Using the material below, work out how many lines contain the word "発表ベースの企業価値". Reply with the number and nothing more.

Start Entries

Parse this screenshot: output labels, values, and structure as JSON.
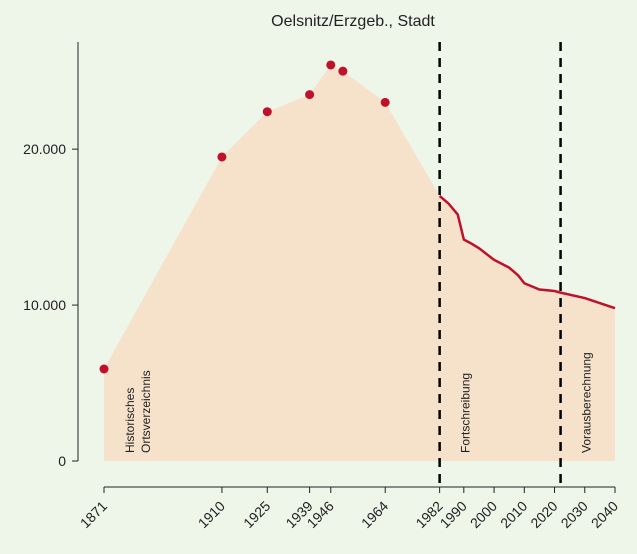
{
  "chart_data": {
    "type": "area",
    "title": "Oelsnitz/Erzgeb., Stadt",
    "points": {
      "x": [
        1871,
        1910,
        1925,
        1939,
        1946,
        1950,
        1964
      ],
      "values": [
        5900,
        19500,
        22400,
        23500,
        25400,
        25000,
        23000
      ]
    },
    "line": {
      "x": [
        1982,
        1985,
        1988,
        1990,
        1992,
        1995,
        2000,
        2005,
        2008,
        2010,
        2015,
        2020,
        2022,
        2030,
        2040
      ],
      "values": [
        17000,
        16500,
        15800,
        14200,
        14000,
        13650,
        12900,
        12400,
        11900,
        11400,
        11000,
        10900,
        10800,
        10450,
        9800
      ]
    },
    "color": "#c0102a",
    "area_color": "#f6e2cb",
    "vlines": [
      1982,
      2022
    ],
    "annotations": [
      {
        "lines": [
          "Historisches",
          "Ortsverzeichnis"
        ]
      },
      {
        "lines": [
          "Fortschreibung"
        ]
      },
      {
        "lines": [
          "Vorausberechnung"
        ]
      }
    ],
    "xlim": [
      1871,
      2040
    ],
    "ylim": [
      0,
      27000
    ],
    "xticks": [
      1871,
      1910,
      1925,
      1939,
      1946,
      1964,
      1982,
      1990,
      2000,
      2010,
      2020,
      2030,
      2040
    ],
    "yticks": [
      0,
      {
        "value": 10000,
        "label": "10.000"
      },
      {
        "value": 20000,
        "label": "20.000"
      }
    ]
  }
}
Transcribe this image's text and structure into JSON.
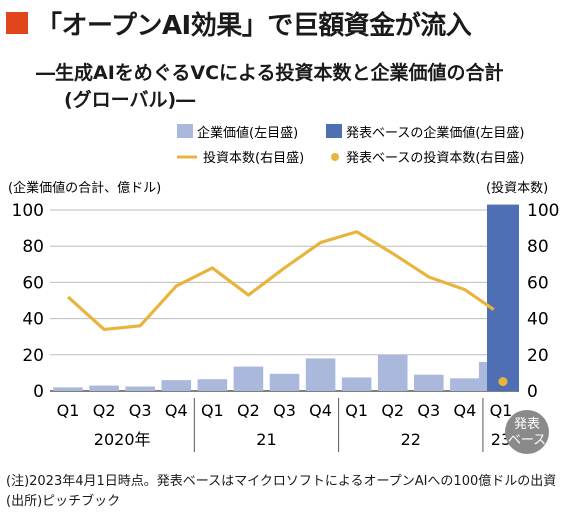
{
  "header": {
    "title": "「オープンAI効果」で巨額資金が流入",
    "subtitle_line1": "―生成AIをめぐるVCによる投資本数と企業価値の合計",
    "subtitle_line2": "(グローバル)―"
  },
  "legend": {
    "bar_main": "企業価値(左目盛)",
    "bar_announced": "発表ベースの企業価値(左目盛)",
    "line_main": "投資本数(右目盛)",
    "dot_announced": "発表ベースの投資本数(右目盛)"
  },
  "axes": {
    "left_label": "(企業価値の合計、億ドル)",
    "right_label": "(投資本数)"
  },
  "annotation": {
    "badge_line1": "発表",
    "badge_line2": "ベース"
  },
  "notes": {
    "note": "(注)2023年4月1日時点。発表ベースはマイクロソフトによるオープンAIへの100億ドルの出資",
    "source": "(出所)ピッチブック"
  },
  "colors": {
    "accent_square": "#e0451c",
    "bar_main": "#aab8dc",
    "bar_announced": "#4f6fb4",
    "line_main": "#e9b43e",
    "dot_announced": "#e9b43e",
    "badge": "#8a8a8a"
  },
  "chart_data": {
    "type": "bar",
    "categories": [
      "Q1",
      "Q2",
      "Q3",
      "Q4",
      "Q1",
      "Q2",
      "Q3",
      "Q4",
      "Q1",
      "Q2",
      "Q3",
      "Q4",
      "Q1"
    ],
    "year_groups": [
      {
        "label": "2020年",
        "start": 0,
        "end": 3
      },
      {
        "label": "21",
        "start": 4,
        "end": 7
      },
      {
        "label": "22",
        "start": 8,
        "end": 11
      },
      {
        "label": "23",
        "start": 12,
        "end": 12
      }
    ],
    "series": [
      {
        "name": "企業価値(左目盛)",
        "kind": "bar",
        "axis": "left",
        "values": [
          2,
          3,
          2.5,
          6,
          6.5,
          13.5,
          9.5,
          18,
          7.5,
          20,
          9,
          7,
          16
        ]
      },
      {
        "name": "発表ベースの企業価値(左目盛)",
        "kind": "bar",
        "axis": "left",
        "values": [
          null,
          null,
          null,
          null,
          null,
          null,
          null,
          null,
          null,
          null,
          null,
          null,
          103
        ]
      },
      {
        "name": "投資本数(右目盛)",
        "kind": "line",
        "axis": "right",
        "values": [
          52,
          34,
          36,
          58,
          68,
          53,
          68,
          82,
          88,
          76,
          63,
          56,
          45
        ]
      },
      {
        "name": "発表ベースの投資本数(右目盛)",
        "kind": "dot",
        "axis": "right",
        "values": [
          null,
          null,
          null,
          null,
          null,
          null,
          null,
          null,
          null,
          null,
          null,
          null,
          3
        ]
      }
    ],
    "left_ticks": [
      0,
      20,
      40,
      60,
      80,
      100
    ],
    "right_ticks": [
      0,
      20,
      40,
      60,
      80,
      100
    ],
    "ylim": [
      0,
      105
    ]
  }
}
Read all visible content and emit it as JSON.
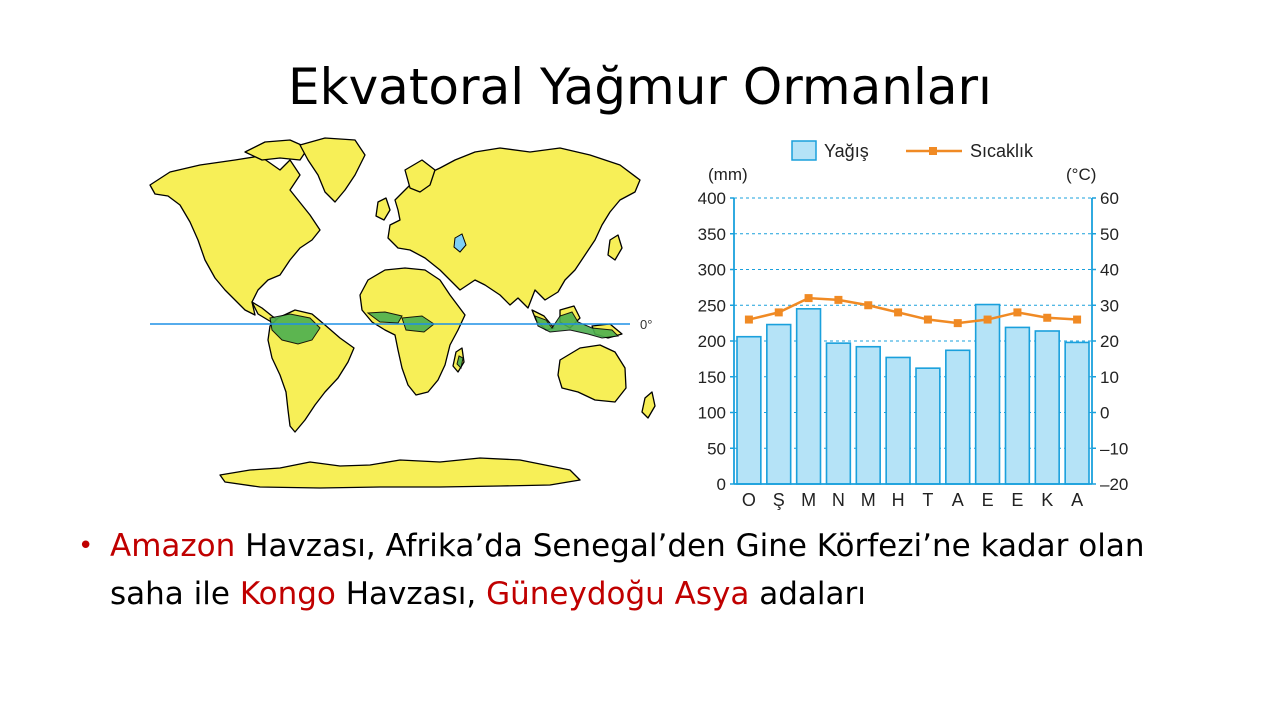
{
  "slide": {
    "title": "Ekvatoral Yağmur Ormanları"
  },
  "map": {
    "equator_label": "0°",
    "colors": {
      "land": "#f7ef57",
      "rainforest": "#4caf50",
      "water": "#7fd0f5",
      "equator": "#1e90e6"
    }
  },
  "bullet": {
    "parts": [
      {
        "text": "Amazon",
        "highlight": true
      },
      {
        "text": " Havzası, Afrika’da Senegal’den Gine Körfezi’ne kadar olan saha ile ",
        "highlight": false
      },
      {
        "text": "Kongo",
        "highlight": true
      },
      {
        "text": " Havzası, ",
        "highlight": false
      },
      {
        "text": "Güneydoğu Asya",
        "highlight": true
      },
      {
        "text": " adaları",
        "highlight": false
      }
    ]
  },
  "chart_data": {
    "type": "bar",
    "categories": [
      "O",
      "Ş",
      "M",
      "N",
      "M",
      "H",
      "T",
      "A",
      "E",
      "E",
      "K",
      "A"
    ],
    "series": [
      {
        "name": "Yağış",
        "type": "bar",
        "axis": "left",
        "values": [
          206,
          223,
          245,
          197,
          192,
          177,
          162,
          187,
          251,
          219,
          214,
          198
        ]
      },
      {
        "name": "Sıcaklık",
        "type": "line",
        "axis": "right",
        "values": [
          26,
          28,
          32,
          31.5,
          30,
          28,
          26,
          25,
          26,
          28,
          26.5,
          26
        ]
      }
    ],
    "ylabel_left": "(mm)",
    "ylabel_right": "(°C)",
    "ylim_left": [
      0,
      400
    ],
    "ylim_right": [
      -20,
      60
    ],
    "yticks_left": [
      "400",
      "350",
      "300",
      "250",
      "200",
      "150",
      "100",
      "50",
      "0"
    ],
    "yticks_right": [
      "60",
      "50",
      "40",
      "30",
      "20",
      "10",
      "0",
      "–10",
      "–20"
    ],
    "grid": true,
    "legend_position": "top",
    "colors": {
      "bar_fill": "#b5e3f7",
      "bar_stroke": "#1aa0dc",
      "line": "#f08a24",
      "axis": "#1aa0dc"
    }
  }
}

End Entries

* [Worked solution] 2